-- START OF Records supplied --

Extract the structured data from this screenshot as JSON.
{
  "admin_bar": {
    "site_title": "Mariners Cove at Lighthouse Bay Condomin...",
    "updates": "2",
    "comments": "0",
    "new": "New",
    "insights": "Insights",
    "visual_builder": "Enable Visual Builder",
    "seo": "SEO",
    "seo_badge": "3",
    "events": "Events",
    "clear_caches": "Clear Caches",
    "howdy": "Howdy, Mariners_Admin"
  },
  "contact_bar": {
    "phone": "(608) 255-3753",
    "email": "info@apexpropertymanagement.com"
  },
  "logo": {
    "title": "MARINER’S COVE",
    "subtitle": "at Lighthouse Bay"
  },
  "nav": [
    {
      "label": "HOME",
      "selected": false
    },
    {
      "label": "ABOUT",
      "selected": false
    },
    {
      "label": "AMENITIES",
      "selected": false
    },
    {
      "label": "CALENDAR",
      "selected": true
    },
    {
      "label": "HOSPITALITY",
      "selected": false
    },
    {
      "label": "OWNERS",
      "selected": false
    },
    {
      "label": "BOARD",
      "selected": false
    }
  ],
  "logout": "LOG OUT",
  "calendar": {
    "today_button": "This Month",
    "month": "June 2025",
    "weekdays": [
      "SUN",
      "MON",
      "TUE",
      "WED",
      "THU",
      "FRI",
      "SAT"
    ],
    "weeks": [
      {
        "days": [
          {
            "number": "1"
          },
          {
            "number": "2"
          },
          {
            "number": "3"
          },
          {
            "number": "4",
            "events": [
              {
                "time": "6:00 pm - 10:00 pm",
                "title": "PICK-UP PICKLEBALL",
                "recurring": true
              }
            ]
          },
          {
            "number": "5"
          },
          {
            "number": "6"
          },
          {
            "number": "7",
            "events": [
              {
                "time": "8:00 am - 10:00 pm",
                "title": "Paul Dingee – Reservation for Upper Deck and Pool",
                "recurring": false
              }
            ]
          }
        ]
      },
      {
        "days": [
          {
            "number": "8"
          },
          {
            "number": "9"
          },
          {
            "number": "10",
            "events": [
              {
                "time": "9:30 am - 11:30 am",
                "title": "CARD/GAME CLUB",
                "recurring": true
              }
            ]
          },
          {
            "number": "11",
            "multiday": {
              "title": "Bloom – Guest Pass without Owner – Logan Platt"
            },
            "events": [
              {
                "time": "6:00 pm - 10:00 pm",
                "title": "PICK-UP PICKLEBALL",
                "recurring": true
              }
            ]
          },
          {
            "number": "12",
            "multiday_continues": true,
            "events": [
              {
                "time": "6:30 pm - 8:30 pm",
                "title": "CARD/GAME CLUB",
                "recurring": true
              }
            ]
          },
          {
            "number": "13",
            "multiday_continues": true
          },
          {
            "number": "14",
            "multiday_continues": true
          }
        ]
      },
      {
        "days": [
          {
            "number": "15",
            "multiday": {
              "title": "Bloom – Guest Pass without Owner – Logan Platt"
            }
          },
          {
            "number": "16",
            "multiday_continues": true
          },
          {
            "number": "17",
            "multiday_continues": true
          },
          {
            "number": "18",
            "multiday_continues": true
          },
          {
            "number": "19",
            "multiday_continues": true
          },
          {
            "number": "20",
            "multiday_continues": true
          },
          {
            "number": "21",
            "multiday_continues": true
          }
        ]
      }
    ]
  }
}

-- END OF Records supplied --

Set exercise =>
Each line of the material should be duplicated exactly, please.

Response below =>
Extract the structured data from this screenshot as JSON.
{
  "admin_bar": {
    "site_title": "Mariners Cove at Lighthouse Bay Condomin...",
    "updates": "2",
    "comments": "0",
    "new": "New",
    "insights": "Insights",
    "visual_builder": "Enable Visual Builder",
    "seo": "SEO",
    "seo_badge": "3",
    "events": "Events",
    "clear_caches": "Clear Caches",
    "howdy": "Howdy, Mariners_Admin"
  },
  "contact_bar": {
    "phone": "(608) 255-3753",
    "email": "info@apexpropertymanagement.com"
  },
  "logo": {
    "title": "MARINER’S COVE",
    "subtitle": "at Lighthouse Bay"
  },
  "nav": [
    {
      "label": "HOME",
      "selected": false
    },
    {
      "label": "ABOUT",
      "selected": false
    },
    {
      "label": "AMENITIES",
      "selected": false
    },
    {
      "label": "CALENDAR",
      "selected": true
    },
    {
      "label": "HOSPITALITY",
      "selected": false
    },
    {
      "label": "OWNERS",
      "selected": false
    },
    {
      "label": "BOARD",
      "selected": false
    }
  ],
  "logout": "LOG OUT",
  "calendar": {
    "today_button": "This Month",
    "month": "June 2025",
    "weekdays": [
      "SUN",
      "MON",
      "TUE",
      "WED",
      "THU",
      "FRI",
      "SAT"
    ],
    "weeks": [
      {
        "days": [
          {
            "number": "1"
          },
          {
            "number": "2"
          },
          {
            "number": "3"
          },
          {
            "number": "4",
            "events": [
              {
                "time": "6:00 pm - 10:00 pm",
                "title": "PICK-UP PICKLEBALL",
                "recurring": true
              }
            ]
          },
          {
            "number": "5"
          },
          {
            "number": "6"
          },
          {
            "number": "7",
            "events": [
              {
                "time": "8:00 am - 10:00 pm",
                "title": "Paul Dingee – Reservation for Upper Deck and Pool",
                "recurring": false
              }
            ]
          }
        ]
      },
      {
        "days": [
          {
            "number": "8"
          },
          {
            "number": "9"
          },
          {
            "number": "10",
            "events": [
              {
                "time": "9:30 am - 11:30 am",
                "title": "CARD/GAME CLUB",
                "recurring": true
              }
            ]
          },
          {
            "number": "11",
            "multiday": {
              "title": "Bloom – Guest Pass without Owner – Logan Platt"
            },
            "events": [
              {
                "time": "6:00 pm - 10:00 pm",
                "title": "PICK-UP PICKLEBALL",
                "recurring": true
              }
            ]
          },
          {
            "number": "12",
            "multiday_continues": true,
            "events": [
              {
                "time": "6:30 pm - 8:30 pm",
                "title": "CARD/GAME CLUB",
                "recurring": true
              }
            ]
          },
          {
            "number": "13",
            "multiday_continues": true
          },
          {
            "number": "14",
            "multiday_continues": true
          }
        ]
      },
      {
        "days": [
          {
            "number": "15",
            "multiday": {
              "title": "Bloom – Guest Pass without Owner – Logan Platt"
            }
          },
          {
            "number": "16",
            "multiday_continues": true
          },
          {
            "number": "17",
            "multiday_continues": true
          },
          {
            "number": "18",
            "multiday_continues": true
          },
          {
            "number": "19",
            "multiday_continues": true
          },
          {
            "number": "20",
            "multiday_continues": true
          },
          {
            "number": "21",
            "multiday_continues": true
          }
        ]
      }
    ]
  }
}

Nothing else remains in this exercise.